**Your goal**
Of all the lines in the material, how many include the word "labels"? Reply with the number alone.

**The data**
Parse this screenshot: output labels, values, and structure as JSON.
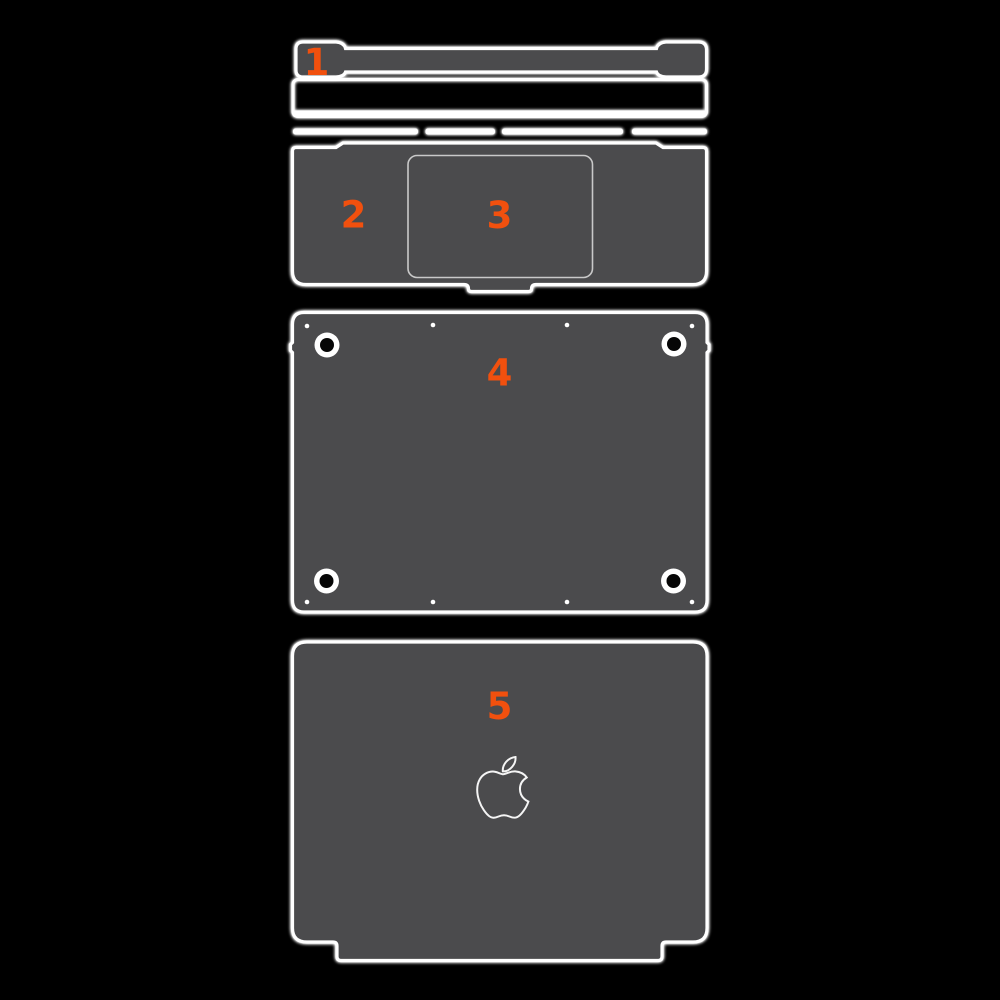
{
  "diagram": {
    "background_color": "#000000",
    "piece_fill_color": "#4b4b4d",
    "outline_color": "#ffffff",
    "accent_color": "#f1500e",
    "labels": [
      {
        "piece": "hinge-cover",
        "text": "1"
      },
      {
        "piece": "keyboard-surround",
        "text": "2"
      },
      {
        "piece": "trackpad",
        "text": "3"
      },
      {
        "piece": "bottom-cover",
        "text": "4"
      },
      {
        "piece": "top-lid",
        "text": "5"
      }
    ],
    "icons": [
      {
        "name": "apple-logo-icon",
        "style": "outline"
      }
    ]
  }
}
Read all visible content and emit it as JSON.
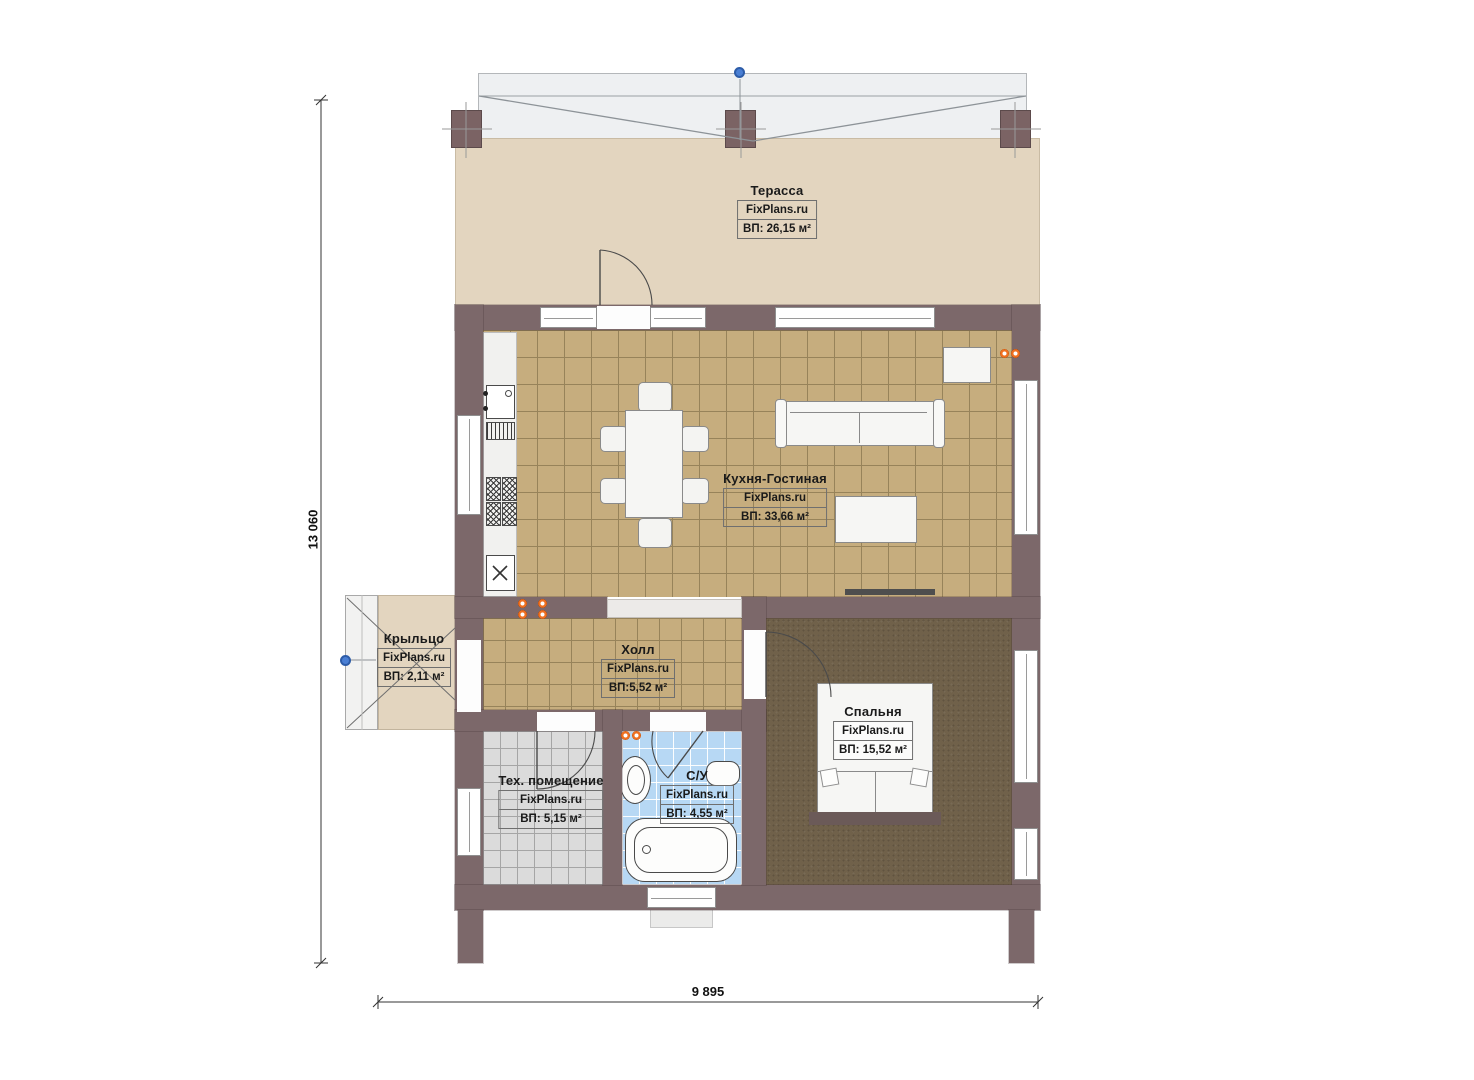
{
  "plan": {
    "watermark": "FixPlans.ru",
    "dimension_height": "13 060",
    "dimension_width": "9 895",
    "rooms": {
      "terrace": {
        "name": "Терасса",
        "area": "ВП: 26,15 м²"
      },
      "kitchen_living": {
        "name": "Кухня-Гостиная",
        "area": "ВП: 33,66 м²"
      },
      "porch": {
        "name": "Крыльцо",
        "area": "ВП: 2,11 м²"
      },
      "hall": {
        "name": "Холл",
        "area": "ВП:5,52 м²"
      },
      "bedroom": {
        "name": "Спальня",
        "area": "ВП: 15,52 м²"
      },
      "tech_room": {
        "name": "Тех. помещение",
        "area": "ВП: 5,15 м²"
      },
      "bathroom": {
        "name": "С/У",
        "area": "ВП: 4,55 м²"
      }
    },
    "colors": {
      "wall": "#7c686a",
      "floor_tile": "#c6ad7e",
      "terrace_floor": "#e3d5bf",
      "bedroom_floor": "#70614a",
      "tech_floor": "#dbdbdb",
      "bath_floor": "#b7d8f4",
      "socket_accent": "#f07020",
      "handle_blue": "#4a7fd4"
    }
  }
}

**The result**
2